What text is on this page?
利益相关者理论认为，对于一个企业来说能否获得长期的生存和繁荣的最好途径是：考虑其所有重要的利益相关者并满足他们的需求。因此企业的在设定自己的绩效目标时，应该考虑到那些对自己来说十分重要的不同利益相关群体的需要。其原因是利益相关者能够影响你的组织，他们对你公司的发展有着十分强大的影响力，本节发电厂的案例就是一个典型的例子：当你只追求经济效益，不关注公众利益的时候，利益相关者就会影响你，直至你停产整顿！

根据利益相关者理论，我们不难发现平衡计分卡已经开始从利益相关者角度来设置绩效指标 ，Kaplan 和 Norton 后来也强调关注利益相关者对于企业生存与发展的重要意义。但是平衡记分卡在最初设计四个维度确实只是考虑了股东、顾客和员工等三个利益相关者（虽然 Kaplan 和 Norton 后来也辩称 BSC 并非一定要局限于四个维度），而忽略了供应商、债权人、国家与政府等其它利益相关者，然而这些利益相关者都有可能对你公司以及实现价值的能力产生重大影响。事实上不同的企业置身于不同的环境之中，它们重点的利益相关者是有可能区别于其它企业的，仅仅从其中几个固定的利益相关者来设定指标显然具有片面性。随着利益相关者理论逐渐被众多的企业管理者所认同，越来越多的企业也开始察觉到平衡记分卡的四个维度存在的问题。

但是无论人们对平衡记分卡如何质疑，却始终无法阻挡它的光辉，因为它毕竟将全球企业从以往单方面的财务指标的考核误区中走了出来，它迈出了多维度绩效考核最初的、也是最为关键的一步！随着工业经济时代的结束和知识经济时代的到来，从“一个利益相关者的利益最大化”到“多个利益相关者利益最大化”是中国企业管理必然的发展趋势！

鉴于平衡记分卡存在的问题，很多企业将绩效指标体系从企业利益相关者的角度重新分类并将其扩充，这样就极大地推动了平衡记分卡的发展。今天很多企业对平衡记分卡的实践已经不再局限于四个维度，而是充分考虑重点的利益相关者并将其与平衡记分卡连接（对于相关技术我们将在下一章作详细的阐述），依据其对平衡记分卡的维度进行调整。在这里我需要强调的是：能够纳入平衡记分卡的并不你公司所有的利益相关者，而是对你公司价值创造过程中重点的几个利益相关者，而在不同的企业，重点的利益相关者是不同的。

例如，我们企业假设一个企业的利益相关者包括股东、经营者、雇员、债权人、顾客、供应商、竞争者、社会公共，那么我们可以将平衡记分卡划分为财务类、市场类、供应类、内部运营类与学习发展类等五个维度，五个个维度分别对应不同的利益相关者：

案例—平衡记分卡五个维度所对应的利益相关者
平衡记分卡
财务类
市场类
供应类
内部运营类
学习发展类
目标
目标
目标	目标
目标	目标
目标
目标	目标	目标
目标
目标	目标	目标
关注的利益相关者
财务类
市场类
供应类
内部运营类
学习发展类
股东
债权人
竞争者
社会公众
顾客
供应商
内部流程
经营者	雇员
━━━━━━
EXERCISE BRIEF »
All of the entries should be written out again exactly.

TASK SOLUTION »
What text is on this page?
利益相关者理论认为，对于一个企业来说能否获得长期的生存和繁荣的最好途径是：考虑其所有重要的利益相关者并满足他们的需求。因此企业的在设定自己的绩效目标时，应该考虑到那些对自己来说十分重要的不同利益相关群体的需要。其原因是利益相关者能够影响你的组织，他们对你公司的发展有着十分强大的影响力，本节发电厂的案例就是一个典型的例子：当你只追求经济效益，不关注公众利益的时候，利益相关者就会影响你，直至你停产整顿！

根据利益相关者理论，我们不难发现平衡计分卡已经开始从利益相关者角度来设置绩效指标 ，Kaplan 和 Norton 后来也强调关注利益相关者对于企业生存与发展的重要意义。但是平衡记分卡在最初设计四个维度确实只是考虑了股东、顾客和员工等三个利益相关者（虽然 Kaplan 和 Norton 后来也辩称 BSC 并非一定要局限于四个维度），而忽略了供应商、债权人、国家与政府等其它利益相关者，然而这些利益相关者都有可能对你公司以及实现价值的能力产生重大影响。事实上不同的企业置身于不同的环境之中，它们重点的利益相关者是有可能区别于其它企业的，仅仅从其中几个固定的利益相关者来设定指标显然具有片面性。随着利益相关者理论逐渐被众多的企业管理者所认同，越来越多的企业也开始察觉到平衡记分卡的四个维度存在的问题。

但是无论人们对平衡记分卡如何质疑，却始终无法阻挡它的光辉，因为它毕竟将全球企业从以往单方面的财务指标的考核误区中走了出来，它迈出了多维度绩效考核最初的、也是最为关键的一步！随着工业经济时代的结束和知识经济时代的到来，从“一个利益相关者的利益最大化”到“多个利益相关者利益最大化”是中国企业管理必然的发展趋势！

鉴于平衡记分卡存在的问题，很多企业将绩效指标体系从企业利益相关者的角度重新分类并将其扩充，这样就极大地推动了平衡记分卡的发展。今天很多企业对平衡记分卡的实践已经不再局限于四个维度，而是充分考虑重点的利益相关者并将其与平衡记分卡连接（对于相关技术我们将在下一章作详细的阐述），依据其对平衡记分卡的维度进行调整。在这里我需要强调的是：能够纳入平衡记分卡的并不你公司所有的利益相关者，而是对你公司价值创造过程中重点的几个利益相关者，而在不同的企业，重点的利益相关者是不同的。

例如，我们企业假设一个企业的利益相关者包括股东、经营者、雇员、债权人、顾客、供应商、竞争者、社会公共，那么我们可以将平衡记分卡划分为财务类、市场类、供应类、内部运营类与学习发展类等五个维度，五个个维度分别对应不同的利益相关者：

案例—平衡记分卡五个维度所对应的利益相关者
平衡记分卡
财务类
市场类
供应类
内部运营类
学习发展类
目标
目标
目标	目标
目标	目标
目标
目标	目标	目标
目标
目标	目标	目标
关注的利益相关者
财务类
市场类
供应类
内部运营类
学习发展类
股东
债权人
竞争者
社会公众
顾客
供应商
内部流程
经营者	雇员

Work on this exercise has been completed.